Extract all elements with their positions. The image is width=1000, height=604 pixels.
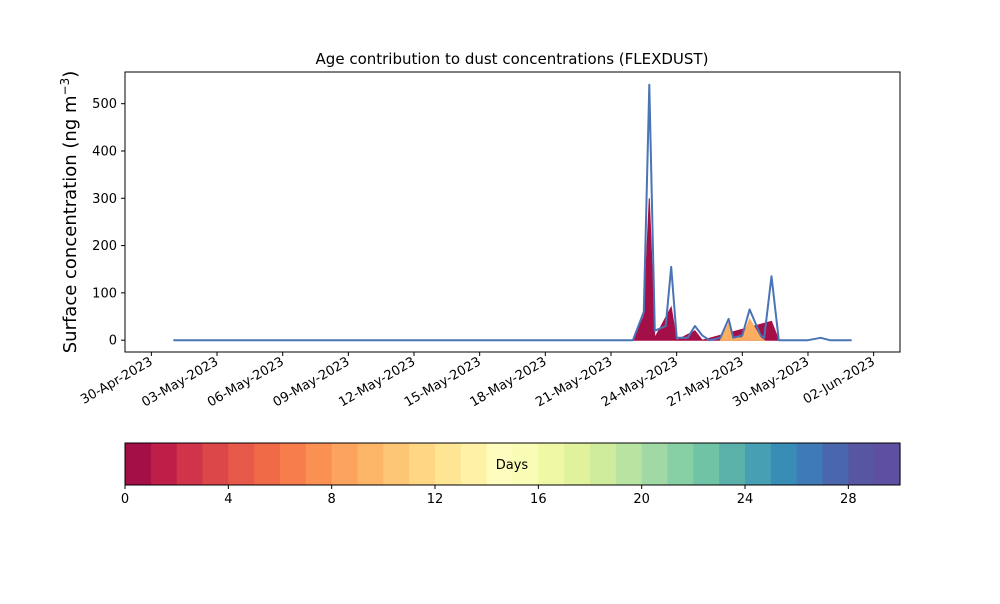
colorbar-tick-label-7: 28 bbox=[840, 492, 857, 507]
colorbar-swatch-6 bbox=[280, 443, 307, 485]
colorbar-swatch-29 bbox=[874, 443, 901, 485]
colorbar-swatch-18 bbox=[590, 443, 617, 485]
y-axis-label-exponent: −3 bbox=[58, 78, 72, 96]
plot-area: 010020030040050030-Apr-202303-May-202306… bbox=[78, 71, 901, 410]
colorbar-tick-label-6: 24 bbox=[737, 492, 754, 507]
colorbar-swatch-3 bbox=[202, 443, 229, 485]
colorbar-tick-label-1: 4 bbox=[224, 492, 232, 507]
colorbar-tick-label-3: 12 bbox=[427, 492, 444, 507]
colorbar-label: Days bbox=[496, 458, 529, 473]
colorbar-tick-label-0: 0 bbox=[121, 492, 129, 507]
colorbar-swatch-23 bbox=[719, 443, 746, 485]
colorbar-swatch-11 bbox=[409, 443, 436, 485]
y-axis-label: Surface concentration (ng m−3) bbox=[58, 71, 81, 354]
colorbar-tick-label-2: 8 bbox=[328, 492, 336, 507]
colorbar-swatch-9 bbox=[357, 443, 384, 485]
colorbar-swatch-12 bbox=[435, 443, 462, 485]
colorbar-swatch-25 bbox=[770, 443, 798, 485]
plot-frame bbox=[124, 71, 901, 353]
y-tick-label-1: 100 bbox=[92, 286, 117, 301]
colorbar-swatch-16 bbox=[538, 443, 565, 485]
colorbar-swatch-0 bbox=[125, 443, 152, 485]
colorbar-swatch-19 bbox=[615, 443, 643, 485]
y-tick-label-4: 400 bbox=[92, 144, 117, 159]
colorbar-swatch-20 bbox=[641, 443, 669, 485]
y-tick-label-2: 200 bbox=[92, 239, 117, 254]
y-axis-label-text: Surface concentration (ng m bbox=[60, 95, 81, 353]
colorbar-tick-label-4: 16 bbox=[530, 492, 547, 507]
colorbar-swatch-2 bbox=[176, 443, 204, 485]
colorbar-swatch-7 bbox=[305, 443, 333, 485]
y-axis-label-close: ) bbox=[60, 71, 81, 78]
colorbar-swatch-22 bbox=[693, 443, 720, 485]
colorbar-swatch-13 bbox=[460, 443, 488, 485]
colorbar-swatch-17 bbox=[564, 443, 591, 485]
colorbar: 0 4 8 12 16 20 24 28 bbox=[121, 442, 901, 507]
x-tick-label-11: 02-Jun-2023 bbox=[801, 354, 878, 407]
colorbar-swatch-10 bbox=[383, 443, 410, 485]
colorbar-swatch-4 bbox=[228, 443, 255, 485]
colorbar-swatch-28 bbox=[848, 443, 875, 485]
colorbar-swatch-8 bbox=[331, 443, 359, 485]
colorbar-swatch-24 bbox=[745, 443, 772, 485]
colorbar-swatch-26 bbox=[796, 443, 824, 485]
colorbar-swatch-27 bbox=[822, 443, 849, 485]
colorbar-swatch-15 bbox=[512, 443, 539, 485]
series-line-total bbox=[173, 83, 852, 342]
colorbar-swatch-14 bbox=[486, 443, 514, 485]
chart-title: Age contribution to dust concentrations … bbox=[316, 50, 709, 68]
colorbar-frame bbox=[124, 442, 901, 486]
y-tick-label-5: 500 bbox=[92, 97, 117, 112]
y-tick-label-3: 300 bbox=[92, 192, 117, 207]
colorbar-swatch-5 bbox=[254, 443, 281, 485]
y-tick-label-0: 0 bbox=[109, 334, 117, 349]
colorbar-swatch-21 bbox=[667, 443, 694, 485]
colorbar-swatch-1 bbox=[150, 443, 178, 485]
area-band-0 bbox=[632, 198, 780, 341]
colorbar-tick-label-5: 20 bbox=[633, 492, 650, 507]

____________

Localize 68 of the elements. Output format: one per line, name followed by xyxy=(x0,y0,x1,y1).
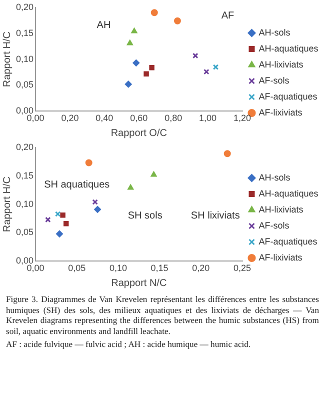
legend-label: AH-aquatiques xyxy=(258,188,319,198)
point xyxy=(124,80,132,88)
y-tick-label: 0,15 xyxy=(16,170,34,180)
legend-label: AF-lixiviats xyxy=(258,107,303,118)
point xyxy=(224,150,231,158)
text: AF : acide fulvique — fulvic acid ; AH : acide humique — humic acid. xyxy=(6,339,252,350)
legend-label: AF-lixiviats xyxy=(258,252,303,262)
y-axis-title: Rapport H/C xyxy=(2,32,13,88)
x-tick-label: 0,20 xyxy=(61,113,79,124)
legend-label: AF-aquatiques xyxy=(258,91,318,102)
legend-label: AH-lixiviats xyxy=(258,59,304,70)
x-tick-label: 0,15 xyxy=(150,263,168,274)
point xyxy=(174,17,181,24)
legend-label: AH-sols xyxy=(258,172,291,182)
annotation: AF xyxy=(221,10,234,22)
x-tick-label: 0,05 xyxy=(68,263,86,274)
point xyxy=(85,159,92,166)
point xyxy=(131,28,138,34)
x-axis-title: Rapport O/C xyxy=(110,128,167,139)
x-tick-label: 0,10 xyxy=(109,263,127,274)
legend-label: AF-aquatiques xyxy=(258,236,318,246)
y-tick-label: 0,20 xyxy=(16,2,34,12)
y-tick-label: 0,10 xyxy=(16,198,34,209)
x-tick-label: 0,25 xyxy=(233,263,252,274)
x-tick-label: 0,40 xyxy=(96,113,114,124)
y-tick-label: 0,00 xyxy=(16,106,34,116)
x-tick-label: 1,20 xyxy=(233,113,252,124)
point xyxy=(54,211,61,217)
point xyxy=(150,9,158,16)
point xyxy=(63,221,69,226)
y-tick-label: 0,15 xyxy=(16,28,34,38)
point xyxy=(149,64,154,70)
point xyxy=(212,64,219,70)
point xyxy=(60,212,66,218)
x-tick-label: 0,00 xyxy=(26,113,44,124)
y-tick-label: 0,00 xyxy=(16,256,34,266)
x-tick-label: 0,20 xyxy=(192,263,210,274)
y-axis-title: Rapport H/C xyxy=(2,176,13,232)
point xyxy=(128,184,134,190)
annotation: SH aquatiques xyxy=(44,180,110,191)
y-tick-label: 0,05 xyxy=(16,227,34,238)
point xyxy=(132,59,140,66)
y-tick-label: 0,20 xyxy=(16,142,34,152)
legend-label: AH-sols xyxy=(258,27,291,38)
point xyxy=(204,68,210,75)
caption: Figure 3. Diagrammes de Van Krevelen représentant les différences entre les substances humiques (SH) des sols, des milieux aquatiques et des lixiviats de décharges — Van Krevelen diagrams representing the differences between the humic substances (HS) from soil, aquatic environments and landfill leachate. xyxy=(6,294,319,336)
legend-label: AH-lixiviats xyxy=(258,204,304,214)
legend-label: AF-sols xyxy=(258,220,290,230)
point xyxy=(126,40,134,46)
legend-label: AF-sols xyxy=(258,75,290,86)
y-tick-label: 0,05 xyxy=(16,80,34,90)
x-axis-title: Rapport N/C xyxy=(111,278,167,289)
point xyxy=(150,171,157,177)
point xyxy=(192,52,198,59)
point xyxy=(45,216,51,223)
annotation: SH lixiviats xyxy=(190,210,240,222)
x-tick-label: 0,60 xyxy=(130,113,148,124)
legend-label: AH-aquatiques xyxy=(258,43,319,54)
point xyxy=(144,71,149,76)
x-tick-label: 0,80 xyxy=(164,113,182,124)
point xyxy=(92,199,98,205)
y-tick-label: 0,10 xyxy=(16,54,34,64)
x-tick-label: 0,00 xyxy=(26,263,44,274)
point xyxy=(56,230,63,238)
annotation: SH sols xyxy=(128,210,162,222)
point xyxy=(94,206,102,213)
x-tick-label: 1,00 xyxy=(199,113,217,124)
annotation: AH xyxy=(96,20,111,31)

____________

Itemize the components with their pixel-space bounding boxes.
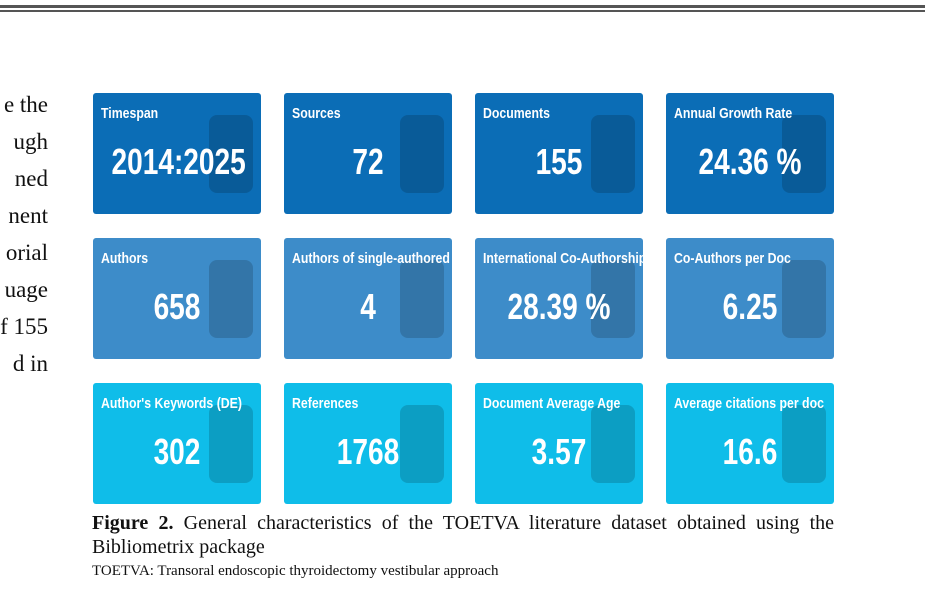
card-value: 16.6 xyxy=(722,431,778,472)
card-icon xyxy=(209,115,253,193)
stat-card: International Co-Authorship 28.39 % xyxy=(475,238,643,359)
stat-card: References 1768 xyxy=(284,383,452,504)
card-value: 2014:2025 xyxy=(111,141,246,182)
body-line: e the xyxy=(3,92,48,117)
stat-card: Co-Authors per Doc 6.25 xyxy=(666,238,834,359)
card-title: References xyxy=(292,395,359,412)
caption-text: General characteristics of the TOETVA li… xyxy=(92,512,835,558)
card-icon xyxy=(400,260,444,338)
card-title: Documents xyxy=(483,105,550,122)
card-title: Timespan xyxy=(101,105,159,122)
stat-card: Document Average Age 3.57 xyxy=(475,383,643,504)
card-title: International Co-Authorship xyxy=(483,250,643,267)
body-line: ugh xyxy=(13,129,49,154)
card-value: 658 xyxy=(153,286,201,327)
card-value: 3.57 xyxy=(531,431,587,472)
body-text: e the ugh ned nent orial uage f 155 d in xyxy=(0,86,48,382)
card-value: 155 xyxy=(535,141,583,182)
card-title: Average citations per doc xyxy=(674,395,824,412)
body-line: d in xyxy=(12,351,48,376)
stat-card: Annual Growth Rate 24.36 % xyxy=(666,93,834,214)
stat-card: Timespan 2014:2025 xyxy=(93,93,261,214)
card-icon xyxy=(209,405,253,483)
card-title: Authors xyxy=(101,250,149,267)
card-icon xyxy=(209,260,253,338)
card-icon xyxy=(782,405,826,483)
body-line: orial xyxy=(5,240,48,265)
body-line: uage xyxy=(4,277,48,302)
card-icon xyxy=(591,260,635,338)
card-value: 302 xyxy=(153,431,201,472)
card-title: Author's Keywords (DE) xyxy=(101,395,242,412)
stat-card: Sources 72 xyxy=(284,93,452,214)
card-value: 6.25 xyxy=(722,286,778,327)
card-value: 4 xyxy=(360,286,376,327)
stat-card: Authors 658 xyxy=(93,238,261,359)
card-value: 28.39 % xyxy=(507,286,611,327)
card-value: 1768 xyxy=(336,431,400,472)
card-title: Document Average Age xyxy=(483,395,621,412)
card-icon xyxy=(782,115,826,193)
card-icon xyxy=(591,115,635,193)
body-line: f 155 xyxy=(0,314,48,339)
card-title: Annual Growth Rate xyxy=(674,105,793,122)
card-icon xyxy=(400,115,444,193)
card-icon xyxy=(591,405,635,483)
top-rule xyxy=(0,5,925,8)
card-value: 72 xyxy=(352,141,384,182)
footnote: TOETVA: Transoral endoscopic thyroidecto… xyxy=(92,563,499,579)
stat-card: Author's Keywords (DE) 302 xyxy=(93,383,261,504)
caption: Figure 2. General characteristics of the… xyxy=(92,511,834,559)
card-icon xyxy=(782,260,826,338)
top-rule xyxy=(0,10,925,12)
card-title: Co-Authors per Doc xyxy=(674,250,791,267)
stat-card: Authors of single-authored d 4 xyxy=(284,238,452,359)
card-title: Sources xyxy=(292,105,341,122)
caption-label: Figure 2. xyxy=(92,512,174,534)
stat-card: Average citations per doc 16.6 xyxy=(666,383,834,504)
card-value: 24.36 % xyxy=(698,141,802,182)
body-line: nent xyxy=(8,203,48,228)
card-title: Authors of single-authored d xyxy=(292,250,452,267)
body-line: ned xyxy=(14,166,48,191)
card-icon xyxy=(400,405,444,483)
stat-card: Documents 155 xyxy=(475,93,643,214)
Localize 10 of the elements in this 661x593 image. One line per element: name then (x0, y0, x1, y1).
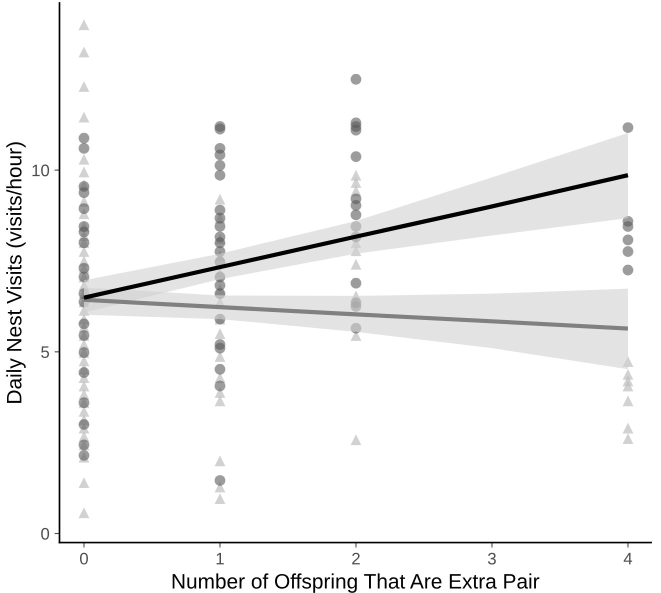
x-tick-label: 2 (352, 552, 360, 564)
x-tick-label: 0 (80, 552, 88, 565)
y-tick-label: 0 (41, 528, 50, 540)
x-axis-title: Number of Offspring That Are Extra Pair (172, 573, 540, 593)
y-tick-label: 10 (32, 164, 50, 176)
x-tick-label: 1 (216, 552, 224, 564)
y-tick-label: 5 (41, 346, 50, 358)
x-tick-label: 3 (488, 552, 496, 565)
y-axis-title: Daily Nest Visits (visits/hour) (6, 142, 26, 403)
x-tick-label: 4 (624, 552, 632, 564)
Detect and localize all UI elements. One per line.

____________

» **Directive**:
Copy out, unchanged, everything from the line containing "legend-label: AH-aquatiques xyxy=(258,188,319,198)" down to the line containing "text: AF : acide".

» **Reply to the task**:
legend-label: AH-aquatiques xyxy=(258,188,319,198)
point xyxy=(124,80,132,88)
y-tick-label: 0,15 xyxy=(16,170,34,180)
legend-label: AF-lixiviats xyxy=(258,107,303,118)
point xyxy=(224,150,231,158)
text: AF : acide fulvique — fulvic acid ; AH : acide humique — humic acid. xyxy=(6,339,252,350)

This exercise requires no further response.